## Stated goal
Reproduce all lines of the listing below in which the word "заявителя" occurs.

(Stored records)
------------------------------------------------------------------------

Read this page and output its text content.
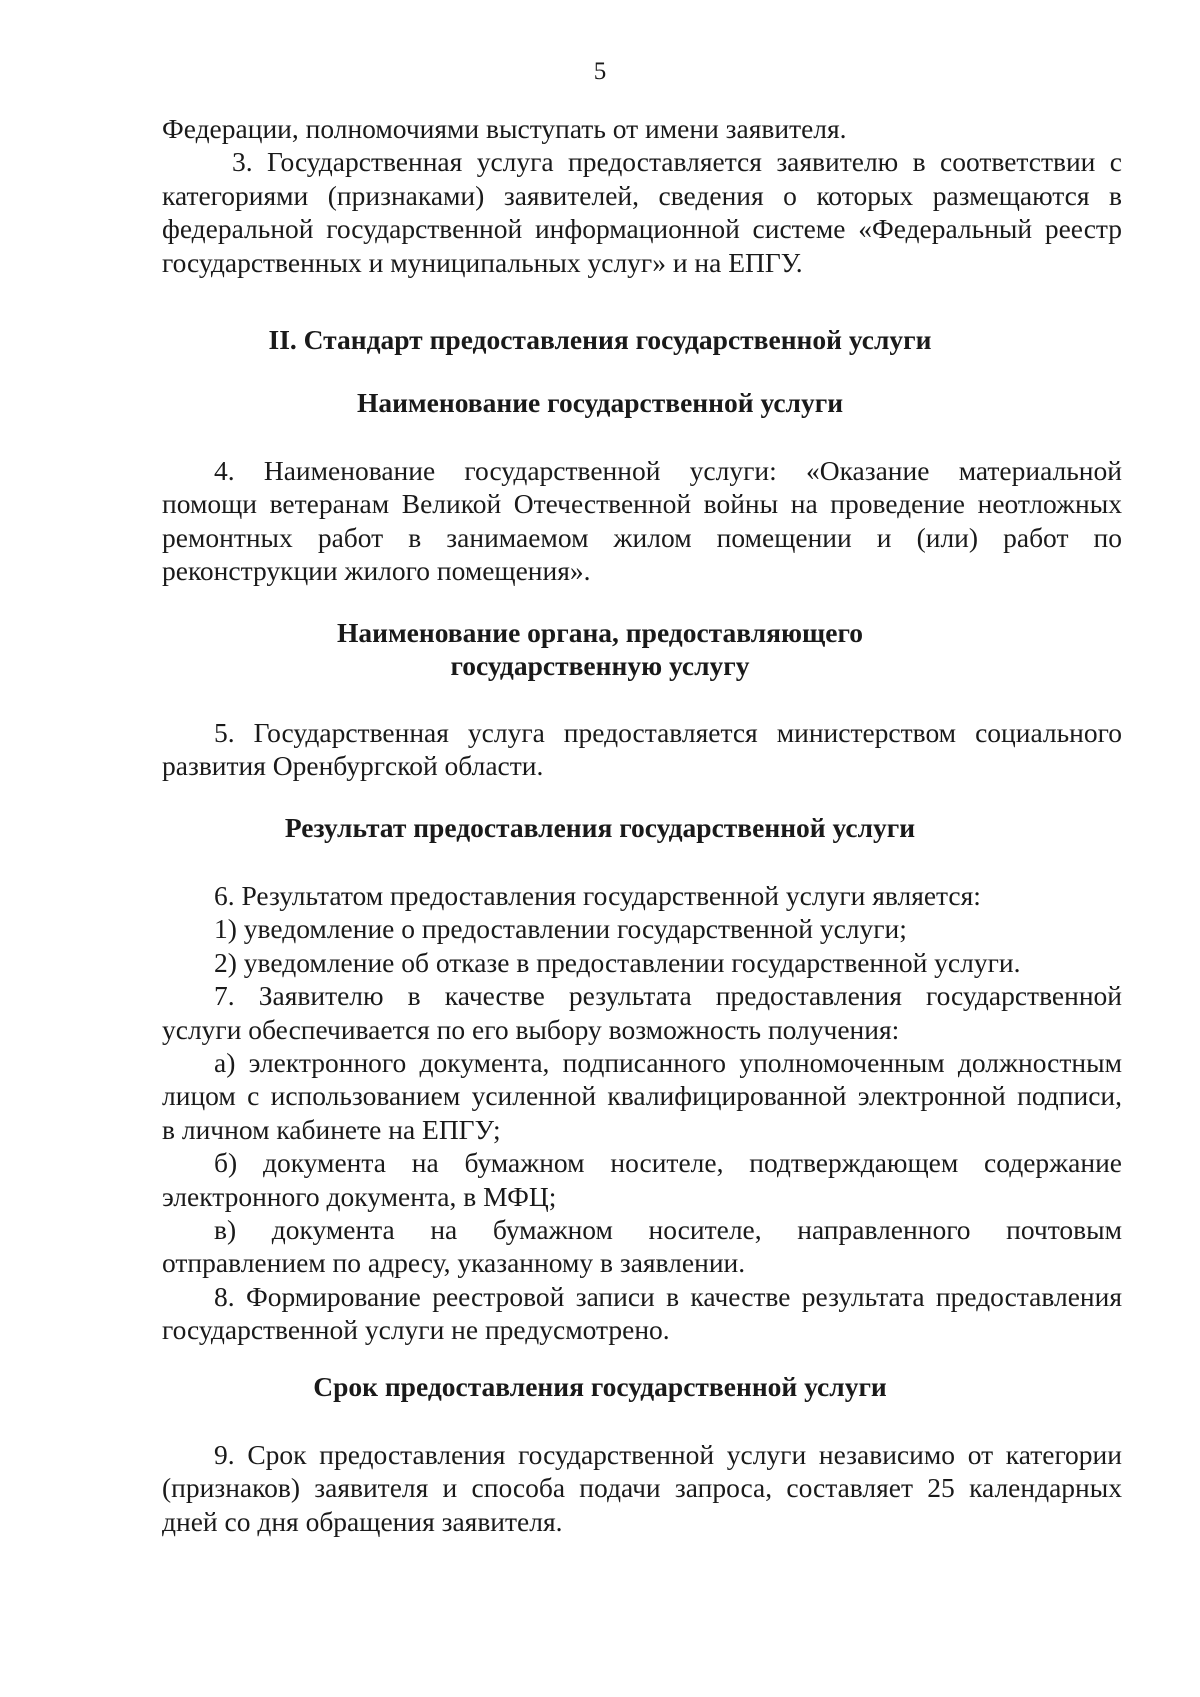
5
Федерации, полномочиями выступать от имени заявителя.
3. Государственная услуга предоставляется заявителю в соответствии с
категориями (признаками) заявителей, сведения о которых размещаются в
федеральной государственной информационной системе «Федеральный реестр
государственных и муниципальных услуг» и на ЕПГУ.
II. Стандарт предоставления государственной услуги
Наименование государственной услуги
4. Наименование государственной услуги: «Оказание материальной
помощи ветеранам Великой Отечественной войны на проведение неотложных
ремонтных работ в занимаемом жилом помещении и (или) работ по
реконструкции жилого помещения».
Наименование органа, предоставляющего
государственную услугу
5. Государственная услуга предоставляется министерством социального
развития Оренбургской области.
Результат предоставления государственной услуги
6. Результатом предоставления государственной услуги является:
1) уведомление о предоставлении государственной услуги;
2) уведомление об отказе в предоставлении государственной услуги.
7. Заявителю в качестве результата предоставления государственной
услуги обеспечивается по его выбору возможность получения:
а) электронного документа, подписанного уполномоченным должностным
лицом с использованием усиленной квалифицированной электронной подписи,
в личном кабинете на ЕПГУ;
б) документа на бумажном носителе, подтверждающем содержание
электронного документа, в МФЦ;
в) документа на бумажном носителе, направленного почтовым
отправлением по адресу, указанному в заявлении.
8. Формирование реестровой записи в качестве результата предоставления
государственной услуги не предусмотрено.
Срок предоставления государственной услуги
9. Срок предоставления государственной услуги независимо от категории
(признаков) заявителя и способа подачи запроса, составляет 25 календарных
дней со дня обращения заявителя.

------------------------------------------------------------------------

## The result
Федерации, полномочиями выступать от имени заявителя.
(признаков) заявителя и способа подачи запроса, составляет 25 календарных
дней со дня обращения заявителя.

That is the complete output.